— begin Given data —

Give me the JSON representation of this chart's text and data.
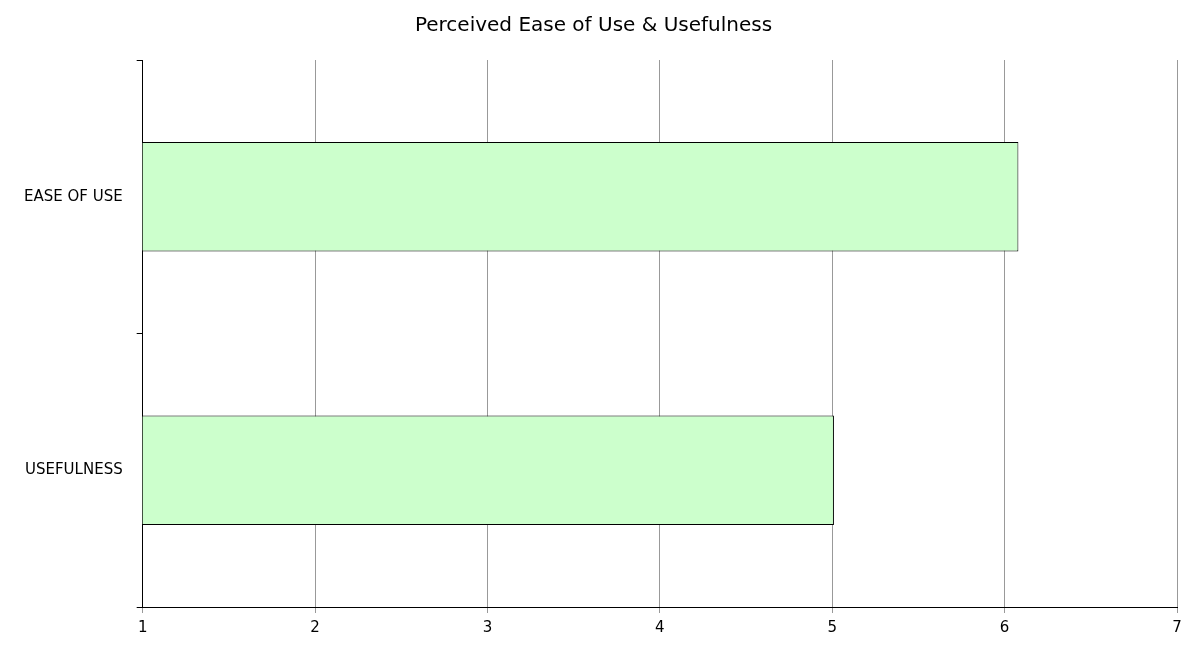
{
  "chart_data": {
    "type": "bar",
    "orientation": "horizontal",
    "title": "Perceived Ease of Use & Usefulness",
    "categories": [
      "EASE OF USE",
      "USEFULNESS"
    ],
    "values": [
      6.08,
      5.01
    ],
    "color": "#ccffcc",
    "xlim": [
      1,
      7
    ],
    "xticks": [
      1,
      2,
      3,
      4,
      5,
      6,
      7
    ],
    "grid": "x"
  }
}
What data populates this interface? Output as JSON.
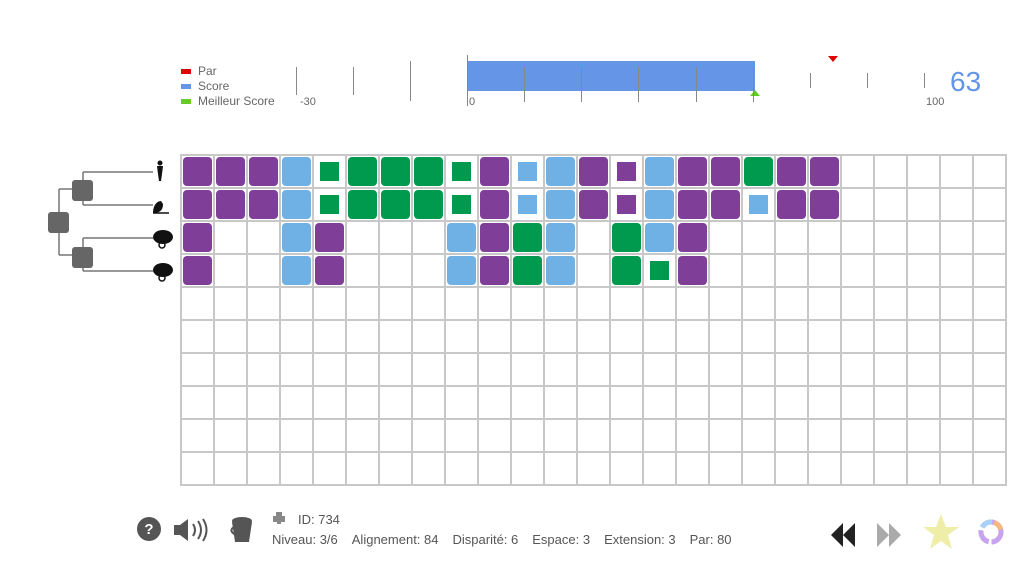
{
  "legend": {
    "par": "Par",
    "score": "Score",
    "best": "Meilleur Score"
  },
  "colors": {
    "par": "#e00000",
    "score": "#6495e6",
    "best": "#66cc22",
    "purple": "#7f3f98",
    "blue": "#6fb1e4",
    "green": "#009a4e"
  },
  "scale": {
    "min_label": "-30",
    "zero_label": "0",
    "max_label": "100",
    "score": 63,
    "par": 80,
    "best": 63
  },
  "score_display": "63",
  "species": [
    "human-icon",
    "rat-icon",
    "chameleon-icon",
    "chameleon-icon"
  ],
  "grid": {
    "columns": 25,
    "rows": 10,
    "sequences": [
      "P P P B g G G G g P b B P p B P P G P P",
      "P P P B g G G G g P b B P p B P P b P P",
      "P . . B P . . . B P G B . G B P",
      "P . . B P . . . B P G B . G g P"
    ]
  },
  "status": {
    "id": "ID:  734",
    "niveau": "Niveau: 3/6",
    "alignement": "Alignement: 84",
    "disparite": "Disparité: 6",
    "espace": "Espace: 3",
    "extension": "Extension: 3",
    "par": "Par: 80"
  }
}
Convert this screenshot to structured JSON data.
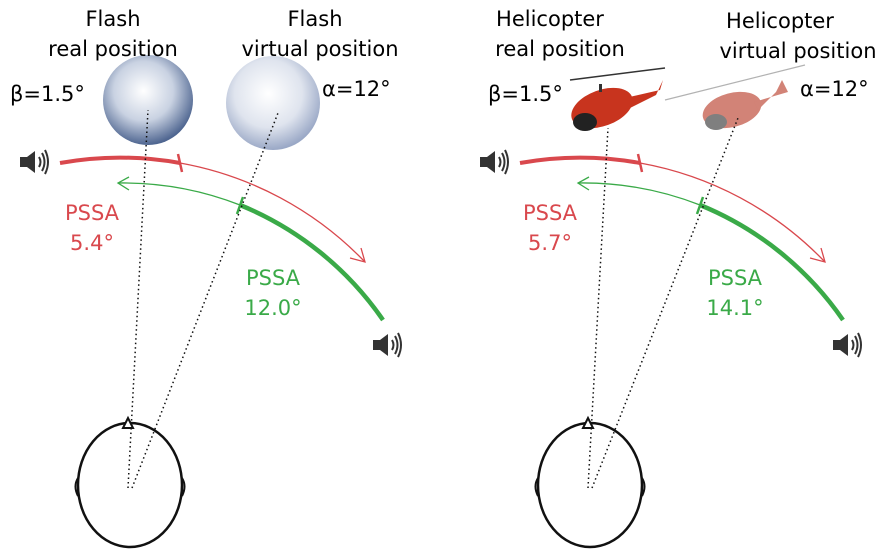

— end Given data —

### [Required task]
Within the listing above, copy each line that has the string "JSON".

### [Result of this task]
Give me the JSON representation of this chart's text and data.
What data populates this interface? Output as JSON.
Convert this screenshot to structured JSON data.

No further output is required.